- [Task requirements]: Which lines hold the string "volume"? Copy every one of them.

## START Task data

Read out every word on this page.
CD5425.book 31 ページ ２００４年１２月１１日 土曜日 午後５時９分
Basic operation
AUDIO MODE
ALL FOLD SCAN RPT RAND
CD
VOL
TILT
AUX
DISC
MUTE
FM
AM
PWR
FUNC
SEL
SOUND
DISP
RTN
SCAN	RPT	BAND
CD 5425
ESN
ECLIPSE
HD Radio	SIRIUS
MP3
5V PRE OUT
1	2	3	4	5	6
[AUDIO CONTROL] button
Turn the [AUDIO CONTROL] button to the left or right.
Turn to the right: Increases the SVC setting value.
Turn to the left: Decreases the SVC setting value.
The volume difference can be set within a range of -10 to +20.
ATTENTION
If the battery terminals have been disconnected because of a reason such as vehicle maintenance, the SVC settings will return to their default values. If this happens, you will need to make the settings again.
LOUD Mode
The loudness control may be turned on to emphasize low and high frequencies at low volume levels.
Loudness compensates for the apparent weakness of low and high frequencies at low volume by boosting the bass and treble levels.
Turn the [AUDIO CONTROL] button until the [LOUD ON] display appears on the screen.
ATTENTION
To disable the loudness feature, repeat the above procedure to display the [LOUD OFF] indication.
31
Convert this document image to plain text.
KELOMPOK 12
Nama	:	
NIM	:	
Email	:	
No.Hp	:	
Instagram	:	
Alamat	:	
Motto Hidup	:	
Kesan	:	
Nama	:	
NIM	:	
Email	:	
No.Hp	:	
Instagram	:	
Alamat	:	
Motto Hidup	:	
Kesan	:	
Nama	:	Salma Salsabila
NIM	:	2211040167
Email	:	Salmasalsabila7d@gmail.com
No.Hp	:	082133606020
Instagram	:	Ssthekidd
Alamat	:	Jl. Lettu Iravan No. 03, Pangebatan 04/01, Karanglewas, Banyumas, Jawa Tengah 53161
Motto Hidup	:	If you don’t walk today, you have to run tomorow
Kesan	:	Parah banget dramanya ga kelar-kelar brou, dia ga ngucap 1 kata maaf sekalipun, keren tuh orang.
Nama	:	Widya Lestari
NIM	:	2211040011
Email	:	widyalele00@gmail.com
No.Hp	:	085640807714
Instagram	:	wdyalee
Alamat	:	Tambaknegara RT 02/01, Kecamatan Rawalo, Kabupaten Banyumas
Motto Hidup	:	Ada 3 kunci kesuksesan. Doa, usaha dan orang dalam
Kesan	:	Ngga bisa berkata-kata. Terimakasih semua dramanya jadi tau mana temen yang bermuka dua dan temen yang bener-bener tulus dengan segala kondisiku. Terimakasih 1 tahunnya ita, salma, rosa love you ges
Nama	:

## END Task data
## START Task data

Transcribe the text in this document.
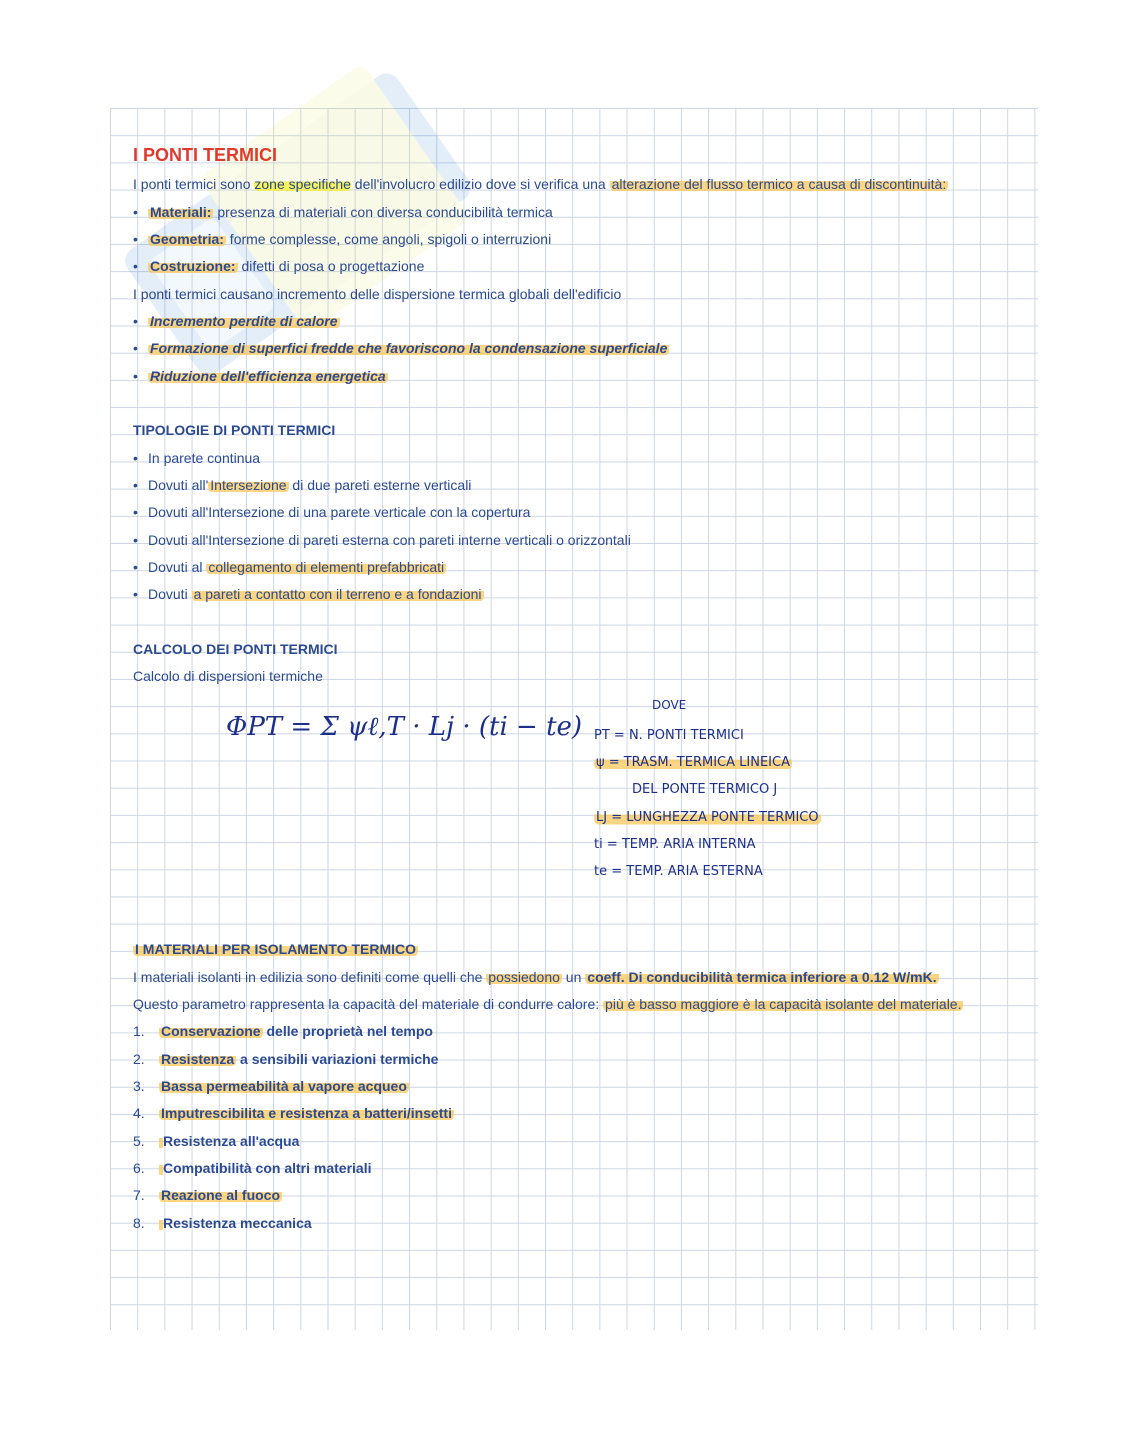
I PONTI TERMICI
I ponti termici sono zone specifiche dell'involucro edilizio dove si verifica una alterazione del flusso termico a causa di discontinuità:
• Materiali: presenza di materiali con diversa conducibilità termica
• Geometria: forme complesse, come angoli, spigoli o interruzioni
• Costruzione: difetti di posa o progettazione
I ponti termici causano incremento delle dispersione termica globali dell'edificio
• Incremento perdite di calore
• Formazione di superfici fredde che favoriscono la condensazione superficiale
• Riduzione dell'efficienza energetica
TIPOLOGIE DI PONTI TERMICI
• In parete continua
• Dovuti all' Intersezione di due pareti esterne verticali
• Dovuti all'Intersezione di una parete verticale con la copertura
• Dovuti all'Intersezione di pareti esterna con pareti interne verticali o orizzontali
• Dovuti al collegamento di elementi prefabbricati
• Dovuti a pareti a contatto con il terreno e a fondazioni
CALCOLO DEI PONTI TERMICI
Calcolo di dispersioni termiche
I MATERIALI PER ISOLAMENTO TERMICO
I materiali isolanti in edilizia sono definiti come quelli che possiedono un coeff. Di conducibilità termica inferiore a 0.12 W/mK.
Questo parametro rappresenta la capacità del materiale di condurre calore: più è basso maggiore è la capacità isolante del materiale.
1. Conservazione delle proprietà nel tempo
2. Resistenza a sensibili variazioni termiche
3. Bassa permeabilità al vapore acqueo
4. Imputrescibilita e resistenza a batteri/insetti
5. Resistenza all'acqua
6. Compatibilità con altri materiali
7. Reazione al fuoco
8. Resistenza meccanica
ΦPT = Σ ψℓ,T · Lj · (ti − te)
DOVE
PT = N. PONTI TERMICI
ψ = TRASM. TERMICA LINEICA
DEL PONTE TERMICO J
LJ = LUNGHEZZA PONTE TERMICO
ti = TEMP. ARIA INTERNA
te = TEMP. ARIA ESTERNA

## END Task data

- [Final result]:
The volume difference can be set within a range of -10 to +20.
The loudness control may be turned on to emphasize low and high frequencies at low volume levels.
Loudness compensates for the apparent weakness of low and high frequencies at low volume by boosting the bass and treble levels.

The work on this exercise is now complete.